== DATASET ROWS ==

★ ★ ★ ★

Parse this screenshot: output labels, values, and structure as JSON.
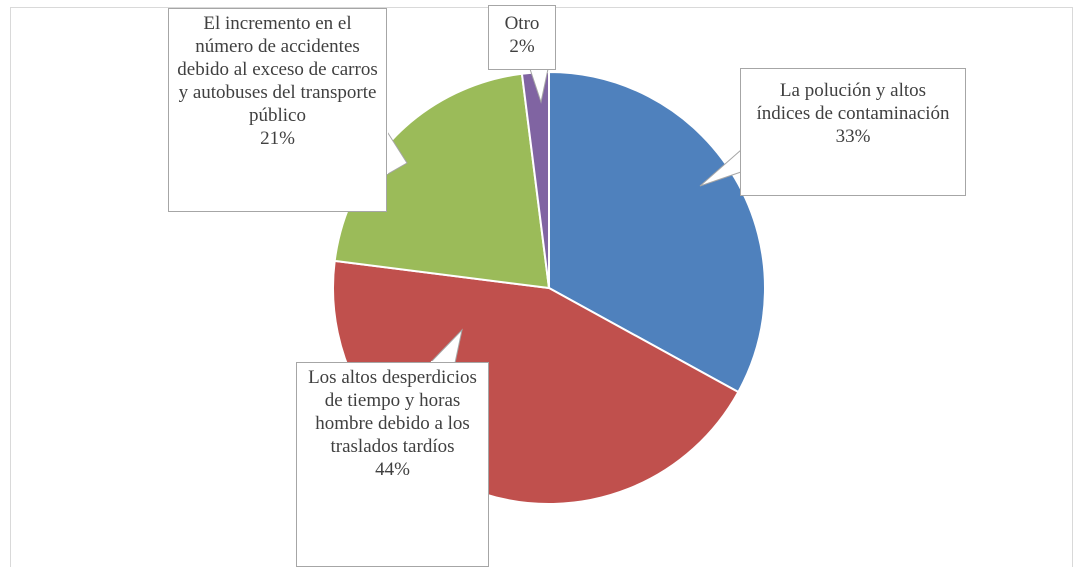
{
  "chart_data": {
    "type": "pie",
    "categories": [
      "La polución y altos índices de contaminación",
      "Los altos desperdicios de tiempo y horas hombre debido a los traslados tardíos",
      "El incremento en el número de accidentes debido al exceso de carros y autobuses del transporte público",
      "Otro"
    ],
    "values": [
      33,
      44,
      21,
      2
    ],
    "value_labels": [
      "33%",
      "44%",
      "21%",
      "2%"
    ],
    "colors": [
      "#4f81bd",
      "#c0504d",
      "#9bbb59",
      "#8064a2"
    ]
  }
}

★ ★ ★ ★

== JOB ==
Copy the lines from the entries above in which the word "debido" appears.

== SOLUTION TO THE EXERCISE ==
      "Los altos desperdicios de tiempo y horas hombre debido a los traslados tardíos",
      "El incremento en el número de accidentes debido al exceso de carros y autobuses del transporte público",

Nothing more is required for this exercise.